WORK TO BE COMPLETED: Return the entries below in their exact form, leaving the pictures out.

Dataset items
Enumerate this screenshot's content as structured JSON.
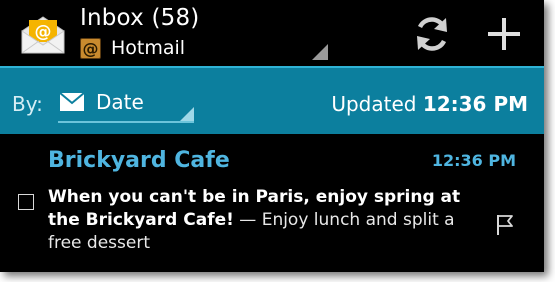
{
  "header": {
    "title": "Inbox (58)",
    "account_name": "Hotmail",
    "account_icon_glyph": "@",
    "app_icon": "email-app-icon",
    "refresh_icon": "refresh-icon",
    "compose_icon": "plus-icon"
  },
  "filter": {
    "by_label": "By:",
    "sort_icon": "envelope-icon",
    "sort_value": "Date",
    "updated_label": "Updated",
    "updated_time": "12:36 PM"
  },
  "messages": [
    {
      "sender": "Brickyard Cafe",
      "time": "12:36 PM",
      "subject": "When you can't be in Paris, enjoy spring at the Brickyard Cafe!",
      "preview": " — Enjoy lunch and split a free dessert",
      "checked": false,
      "flag_icon": "flag-icon"
    }
  ],
  "colors": {
    "accent_bar": "#0c7f9e",
    "accent_text": "#4fb5e0",
    "background": "#000000"
  }
}
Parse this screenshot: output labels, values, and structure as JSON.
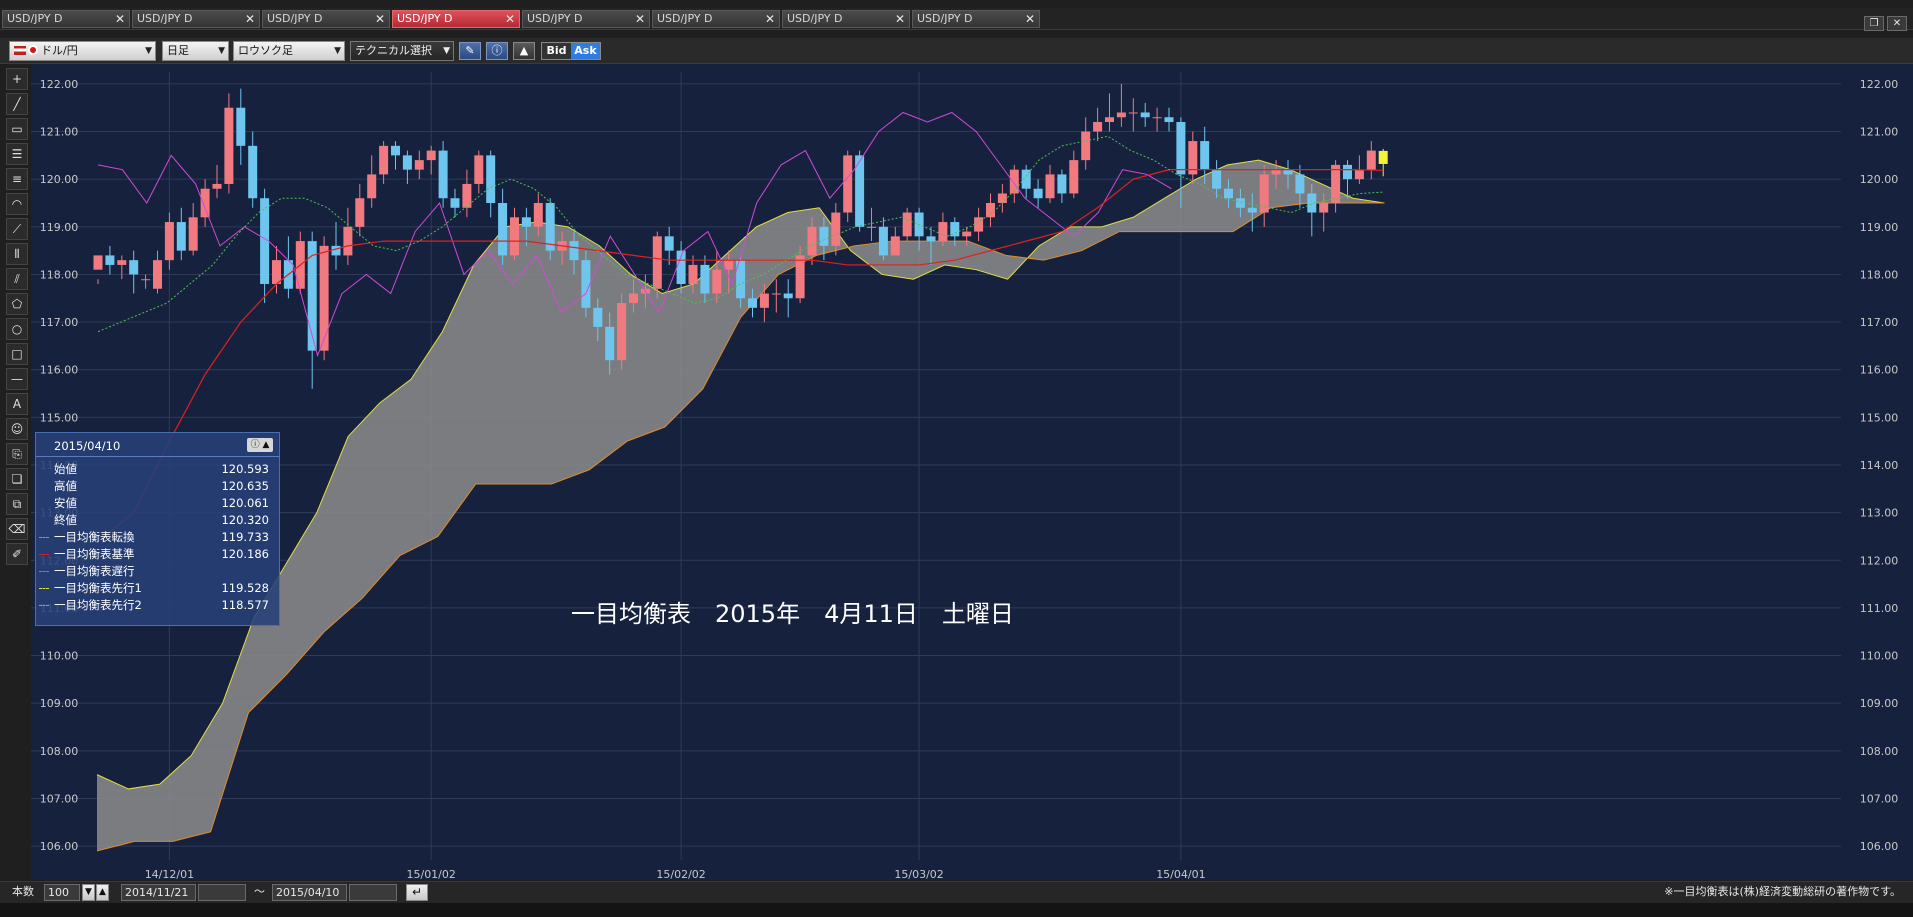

OUTPUT BELOW:
Enumerate this screenshot's content as structured JSON.
{
  "header": {
    "title": "Inbox (58)",
    "account_name": "Hotmail",
    "account_icon_glyph": "@",
    "app_icon": "email-app-icon",
    "refresh_icon": "refresh-icon",
    "compose_icon": "plus-icon"
  },
  "filter": {
    "by_label": "By:",
    "sort_icon": "envelope-icon",
    "sort_value": "Date",
    "updated_label": "Updated",
    "updated_time": "12:36 PM"
  },
  "messages": [
    {
      "sender": "Brickyard Cafe",
      "time": "12:36 PM",
      "subject": "When you can't be in Paris, enjoy spring at the Brickyard Cafe!",
      "preview": " — Enjoy lunch and split a free dessert",
      "checked": false,
      "flag_icon": "flag-icon"
    }
  ],
  "colors": {
    "accent_bar": "#0c7f9e",
    "accent_text": "#4fb5e0",
    "background": "#000000"
  }
}
Parse this screenshot: output labels, values, and structure as JSON.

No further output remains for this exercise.